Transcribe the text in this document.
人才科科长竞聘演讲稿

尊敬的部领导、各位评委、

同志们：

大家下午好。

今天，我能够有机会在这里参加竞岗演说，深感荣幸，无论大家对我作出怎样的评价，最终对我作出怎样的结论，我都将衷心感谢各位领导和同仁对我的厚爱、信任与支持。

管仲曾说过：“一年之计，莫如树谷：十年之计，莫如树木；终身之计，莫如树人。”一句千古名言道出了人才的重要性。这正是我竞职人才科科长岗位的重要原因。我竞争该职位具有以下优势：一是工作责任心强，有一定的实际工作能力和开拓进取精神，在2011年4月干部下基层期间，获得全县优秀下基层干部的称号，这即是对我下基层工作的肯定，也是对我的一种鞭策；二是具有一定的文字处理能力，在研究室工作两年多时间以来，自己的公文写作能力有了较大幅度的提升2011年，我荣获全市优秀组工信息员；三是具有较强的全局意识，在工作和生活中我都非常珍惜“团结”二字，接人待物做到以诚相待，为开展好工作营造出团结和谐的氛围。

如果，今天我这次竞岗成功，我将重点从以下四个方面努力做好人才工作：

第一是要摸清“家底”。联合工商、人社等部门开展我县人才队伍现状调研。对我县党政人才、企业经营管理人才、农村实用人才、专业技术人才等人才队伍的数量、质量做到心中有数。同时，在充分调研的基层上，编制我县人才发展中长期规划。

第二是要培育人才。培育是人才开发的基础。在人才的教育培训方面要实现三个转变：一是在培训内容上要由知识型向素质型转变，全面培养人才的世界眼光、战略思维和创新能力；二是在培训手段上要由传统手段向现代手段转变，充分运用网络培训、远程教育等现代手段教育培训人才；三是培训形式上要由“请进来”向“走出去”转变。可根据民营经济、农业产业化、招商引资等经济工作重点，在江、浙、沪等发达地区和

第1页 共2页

■ **TASK OBJECTIVE**:
Your task is to retype all the records above with nothing left out.

■ **THE COMPLETED TASK**:
Transcribe the text in this document.
人才科科长竞聘演讲稿

尊敬的部领导、各位评委、

同志们：

大家下午好。

今天，我能够有机会在这里参加竞岗演说，深感荣幸，无论大家对我作出怎样的评价，最终对我作出怎样的结论，我都将衷心感谢各位领导和同仁对我的厚爱、信任与支持。

管仲曾说过：“一年之计，莫如树谷：十年之计，莫如树木；终身之计，莫如树人。”一句千古名言道出了人才的重要性。这正是我竞职人才科科长岗位的重要原因。我竞争该职位具有以下优势：一是工作责任心强，有一定的实际工作能力和开拓进取精神，在2011年4月干部下基层期间，获得全县优秀下基层干部的称号，这即是对我下基层工作的肯定，也是对我的一种鞭策；二是具有一定的文字处理能力，在研究室工作两年多时间以来，自己的公文写作能力有了较大幅度的提升2011年，我荣获全市优秀组工信息员；三是具有较强的全局意识，在工作和生活中我都非常珍惜“团结”二字，接人待物做到以诚相待，为开展好工作营造出团结和谐的氛围。

如果，今天我这次竞岗成功，我将重点从以下四个方面努力做好人才工作：

第一是要摸清“家底”。联合工商、人社等部门开展我县人才队伍现状调研。对我县党政人才、企业经营管理人才、农村实用人才、专业技术人才等人才队伍的数量、质量做到心中有数。同时，在充分调研的基层上，编制我县人才发展中长期规划。

第二是要培育人才。培育是人才开发的基础。在人才的教育培训方面要实现三个转变：一是在培训内容上要由知识型向素质型转变，全面培养人才的世界眼光、战略思维和创新能力；二是在培训手段上要由传统手段向现代手段转变，充分运用网络培训、远程教育等现代手段教育培训人才；三是培训形式上要由“请进来”向“走出去”转变。可根据民营经济、农业产业化、招商引资等经济工作重点，在江、浙、沪等发达地区和

第1页 共2页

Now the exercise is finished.